* **页面摘录**
本文详细介绍了如何使用暴力法和KMP算法实现strStr()函数,用于查找子字符串在主字符串中首次出现的位置。提供了C++、Java和Python三种语言的代码实现。
题目:
Implement strStr().
Return the index of the first occurrence of needle in haystack, or -1 if needle is not part of haystack.
Example 1:
Input: haystack = “hello”, needle = “ll”
Output: 2
Example 2:
Input: haystack = “aaaaa”, needle = “bba”
Output: -1
Clarification:
What should we return when needle is an empty string? This is a great question to ask during an interview.
For the purpose of this problem, we will return 0 when needle is an empty string. This is consistent to C’s strstr() and Java’s indexOf().

* **给定材料**
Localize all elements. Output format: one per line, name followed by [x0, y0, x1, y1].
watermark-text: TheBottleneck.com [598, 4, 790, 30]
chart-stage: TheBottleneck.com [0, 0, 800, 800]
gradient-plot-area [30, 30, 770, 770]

* **任务要求**
a - 根据 strStr() 题目摘录回答：
(i) 开头介绍了哪两种实现方法？
(ii) Example 2 的输出是什么？
(iii) needle 为空字符串时应返回什么？
b - 在 strStr() 题目摘录的末句之后续写。

* **参考答案**
a -
(i) 暴力法和 KMP 算法。
(ii) -1。
(iii) 返回 0。

b -
解法1:
暴力法
i表示开始匹配的位置,j和k分别遍历从i开始的父字符串和子字符串,如果比较结束后k == n,表示匹配完成,返回位置i
c++:
class Solution {
public:
int strStr(string haystack, string needle) {
if (needle.empty()) return 0;
int m = haystack.size();
int n = needle.size();
if(n > m) return -1;
for(int i = 0; i <= (m - n); i++){
int j = i;
int k = 0;
while(j < m && k < n && haystack[j] == needle[k]){
j++;
k++;
}
if(k == n){
return i;
}
}
return -1;
}
};
java:
class Solution {
public int strStr(String haystack, String needle) {
if (needle.isEmpty()) return 0;
int m = haystack.length();
int n = needle.length();
if(n > m) return -1;
for(int i = 0; i <= (m - n); i++){
int j = i;
int k = 0;
while(j < m && k < n && haystack.charAt(j) == needle.charAt(k)){
j++;
k++;
}
if(k == n){
return i;
}
}
return -1;
}
}
Python:
class Solution(object):
def strStr(self, haystack, needle):
"""
:type haystack: str
:type needle: str
:rtype: int
"""
if not needle: return 0
m = len(haystack)
n = len(needle)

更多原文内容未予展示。